The problem | From the listing below, extract each entry exactly as written, minus the images.

----- Given data -----

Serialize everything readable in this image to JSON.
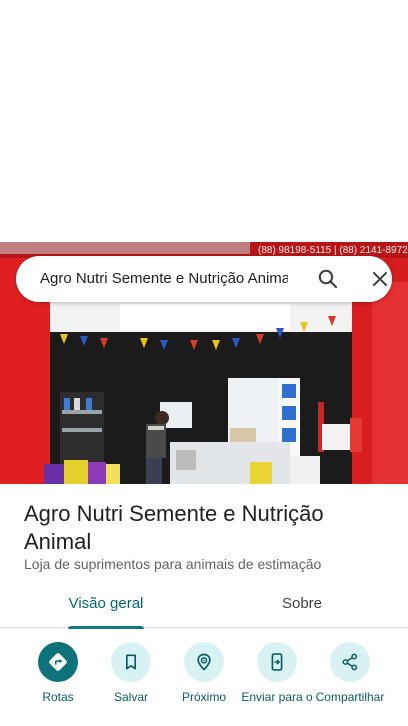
{
  "search": {
    "query": "Agro Nutri Semente e Nutrição Animal"
  },
  "photo": {
    "phone_text": "(88) 98198-5115 | (88) 2141-8972"
  },
  "place": {
    "name": "Agro Nutri Semente e Nutrição Animal",
    "category": "Loja de suprimentos para animais de estimação"
  },
  "tabs": [
    {
      "label": "Visão geral",
      "active": true
    },
    {
      "label": "Sobre",
      "active": false
    }
  ],
  "actions": [
    {
      "label": "Rotas",
      "icon": "directions-icon"
    },
    {
      "label": "Salvar",
      "icon": "bookmark-icon"
    },
    {
      "label": "Próximo",
      "icon": "nearby-icon"
    },
    {
      "label": "Enviar para o",
      "icon": "send-to-phone-icon"
    },
    {
      "label": "Compartilhar",
      "icon": "share-icon"
    }
  ],
  "colors": {
    "accent": "#0d7379",
    "accent_light": "#d8f1f3",
    "storefront_red": "#d81f1f"
  }
}
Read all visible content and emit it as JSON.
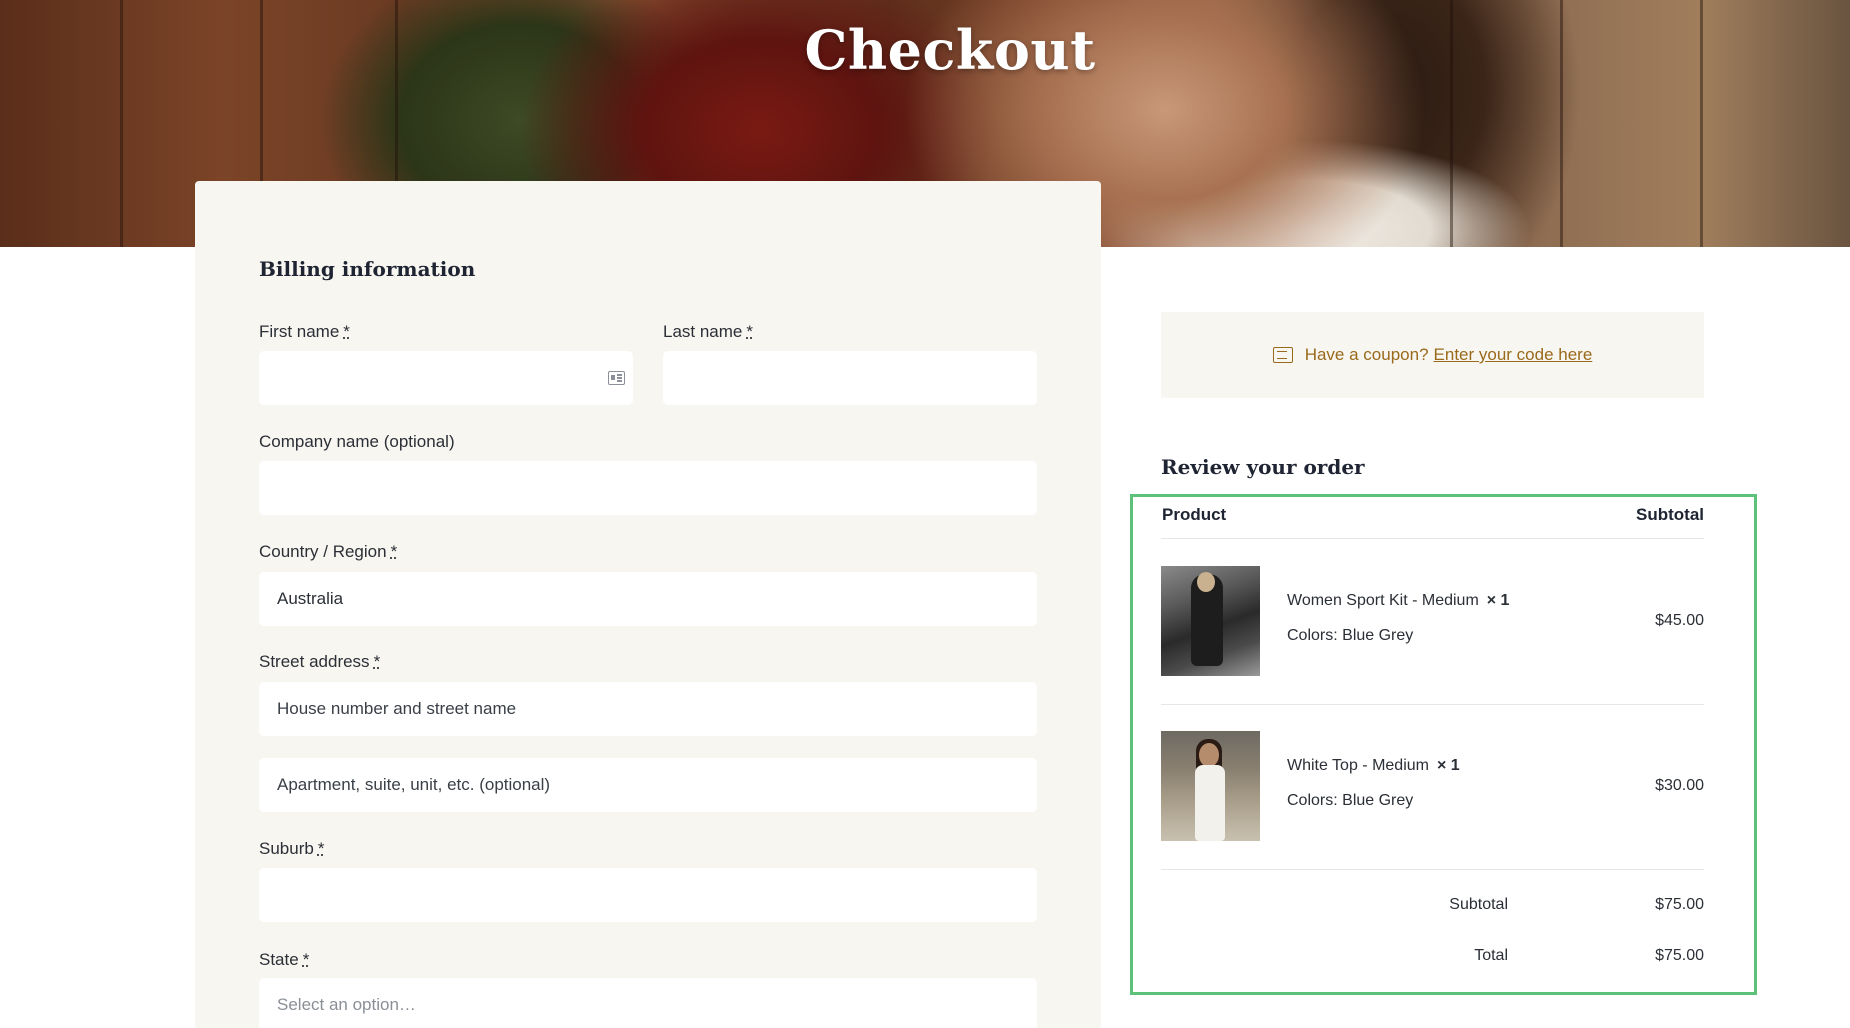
{
  "page": {
    "title": "Checkout"
  },
  "billing": {
    "title": "Billing information",
    "required_mark": "*",
    "first_name": {
      "label": "First name",
      "value": ""
    },
    "last_name": {
      "label": "Last name",
      "value": ""
    },
    "company": {
      "label": "Company name (optional)",
      "value": ""
    },
    "country": {
      "label": "Country / Region",
      "value": "Australia"
    },
    "street": {
      "label": "Street address",
      "placeholder_1": "House number and street name",
      "placeholder_2": "Apartment, suite, unit, etc. (optional)"
    },
    "suburb": {
      "label": "Suburb",
      "value": ""
    },
    "state": {
      "label": "State",
      "placeholder": "Select an option…"
    }
  },
  "coupon": {
    "text": "Have a coupon?",
    "link": "Enter your code here",
    "icon": "ticket-icon"
  },
  "review": {
    "title": "Review your order",
    "columns": {
      "product": "Product",
      "subtotal": "Subtotal"
    },
    "items": [
      {
        "name": "Women Sport Kit - Medium",
        "qty": "× 1",
        "meta_label": "Colors:",
        "meta_value": "Blue Grey",
        "price": "$45.00"
      },
      {
        "name": "White Top - Medium",
        "qty": "× 1",
        "meta_label": "Colors:",
        "meta_value": "Blue Grey",
        "price": "$30.00"
      }
    ],
    "subtotal_label": "Subtotal",
    "subtotal_value": "$75.00",
    "total_label": "Total",
    "total_value": "$75.00"
  },
  "colors": {
    "accent": "#9a6a1c",
    "highlight": "#5cc27a",
    "card_bg": "#f8f6f1"
  }
}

-----

Reply |
Serialize everything readable in this image to JSON.
{
  "search": {
    "query": "Agro Nutri Semente e Nutrição Animal"
  },
  "photo": {
    "phone_text": "(88) 98198-5115 | (88) 2141-8972"
  },
  "place": {
    "name": "Agro Nutri Semente e Nutrição Animal",
    "category": "Loja de suprimentos para animais de estimação"
  },
  "tabs": [
    {
      "label": "Visão geral",
      "active": true
    },
    {
      "label": "Sobre",
      "active": false
    }
  ],
  "actions": [
    {
      "label": "Rotas",
      "icon": "directions-icon"
    },
    {
      "label": "Salvar",
      "icon": "bookmark-icon"
    },
    {
      "label": "Próximo",
      "icon": "nearby-icon"
    },
    {
      "label": "Enviar para o",
      "icon": "send-to-phone-icon"
    },
    {
      "label": "Compartilhar",
      "icon": "share-icon"
    }
  ],
  "colors": {
    "accent": "#0d7379",
    "accent_light": "#d8f1f3",
    "storefront_red": "#d81f1f"
  }
}
Read all visible content and emit it as JSON.
{
  "page": {
    "title": "Checkout"
  },
  "billing": {
    "title": "Billing information",
    "required_mark": "*",
    "first_name": {
      "label": "First name",
      "value": ""
    },
    "last_name": {
      "label": "Last name",
      "value": ""
    },
    "company": {
      "label": "Company name (optional)",
      "value": ""
    },
    "country": {
      "label": "Country / Region",
      "value": "Australia"
    },
    "street": {
      "label": "Street address",
      "placeholder_1": "House number and street name",
      "placeholder_2": "Apartment, suite, unit, etc. (optional)"
    },
    "suburb": {
      "label": "Suburb",
      "value": ""
    },
    "state": {
      "label": "State",
      "placeholder": "Select an option…"
    }
  },
  "coupon": {
    "text": "Have a coupon?",
    "link": "Enter your code here",
    "icon": "ticket-icon"
  },
  "review": {
    "title": "Review your order",
    "columns": {
      "product": "Product",
      "subtotal": "Subtotal"
    },
    "items": [
      {
        "name": "Women Sport Kit - Medium",
        "qty": "× 1",
        "meta_label": "Colors:",
        "meta_value": "Blue Grey",
        "price": "$45.00"
      },
      {
        "name": "White Top - Medium",
        "qty": "× 1",
        "meta_label": "Colors:",
        "meta_value": "Blue Grey",
        "price": "$30.00"
      }
    ],
    "subtotal_label": "Subtotal",
    "subtotal_value": "$75.00",
    "total_label": "Total",
    "total_value": "$75.00"
  },
  "colors": {
    "accent": "#9a6a1c",
    "highlight": "#5cc27a",
    "card_bg": "#f8f6f1"
  }
}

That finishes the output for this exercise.